> [Exercise input]
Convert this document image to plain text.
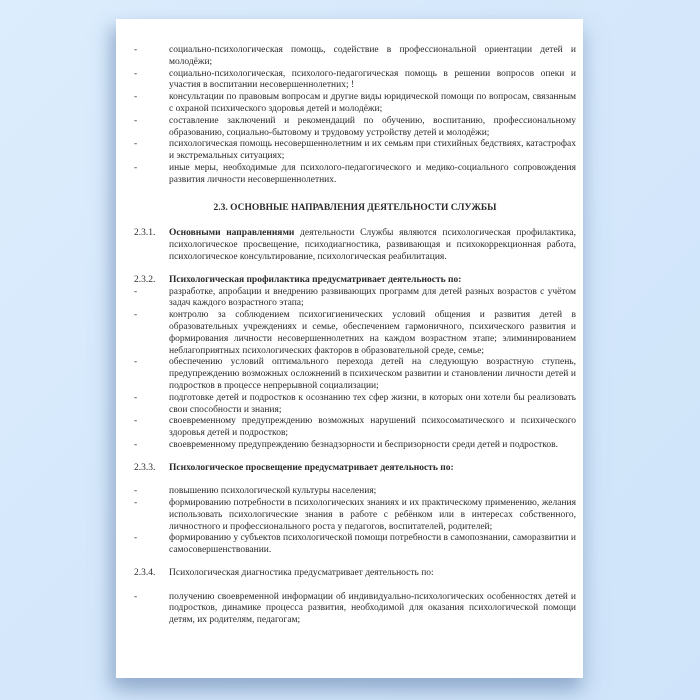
-	социально-психологическая помощь, содействие в профессиональной ориентации детей и молодёжи;
-	социально-психологическая, психолого-педагогическая помощь в решении вопросов опеки и участия в воспитании несовершеннолетних; !
-	консультации по правовым вопросам и другие виды юридической помощи по вопросам, связанным с охраной психического здоровья детей и молодёжи;
-	составление заключений и рекомендаций по обучению, воспитанию, профессиональному образованию, социально-бытовому и трудовому устройству детей и молодёжи;
-	психологическая помощь несовершеннолетним и их семьям при стихийных бедствиях, катастрофах и экстремальных ситуациях;
-	иные меры, необходимые для психолого-педагогического и медико-социального сопровождения развития личности несовершеннолетних.
2.3. ОСНОВНЫЕ НАПРАВЛЕНИЯ ДЕЯТЕЛЬНОСТИ СЛУЖБЫ
2.3.1.	Основными направлениями деятельности Службы являются психологическая профилактика, психологическое просвещение, психодиагностика, развивающая и психокоррекционная работа, психологическое консультирование, психологическая реабилитация.
2.3.2.	Психологическая профилактика предусматривает деятельность по:
-	разработке, апробации и внедрению развивающих программ для детей разных возрастов с учётом задач каждого возрастного этапа;
-	контролю за соблюдением психогигиенических условий общения и развития детей в образовательных учреждениях и семье, обеспечением гармоничного, психического развития и формирования личности несовершеннолетних на каждом возрастном этапе; элиминированием неблагоприятных психологических факторов в образовательной среде, семье;
-	обеспечению условий оптимального перехода детей на следующую возрастную ступень, предупреждению возможных осложнений в психическом развитии и становлении личности детей и подростков в процессе непрерывной социализации;
-	подготовке детей и подростков к осознанию тех сфер жизни, в которых они хотели бы реализовать свои способности и знания;
-	своевременному предупреждению возможных нарушений психосоматического и психического здоровья детей и подростков;
-	своевременному предупреждению безнадзорности и беспризорности среди детей и подростков.
2.3.3.	Психологическое просвещение предусматривает деятельность по:
-	повышению психологической культуры населения;
-	формированию потребности в психологических знаниях и их практическому применению, желания использовать психологические знания в работе с ребёнком или в интересах собственного, личностного и профессионального роста у педагогов, воспитателей, родителей;
-	формированию у субъектов психологической помощи потребности в самопознании, саморазвитии и самосовершенствовании.
2.3.4.	Психологическая диагностика предусматривает деятельность по:
-	получению своевременной информации об индивидуально-психологических особенностях детей и подростков, динамике процесса развития, необходимой для оказания психологической помощи детям, их родителям, педагогам;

> [What is asked]
Lines in the records that hold the word "помощь" are to be counted; give only the total.

> [Exercise answer]
3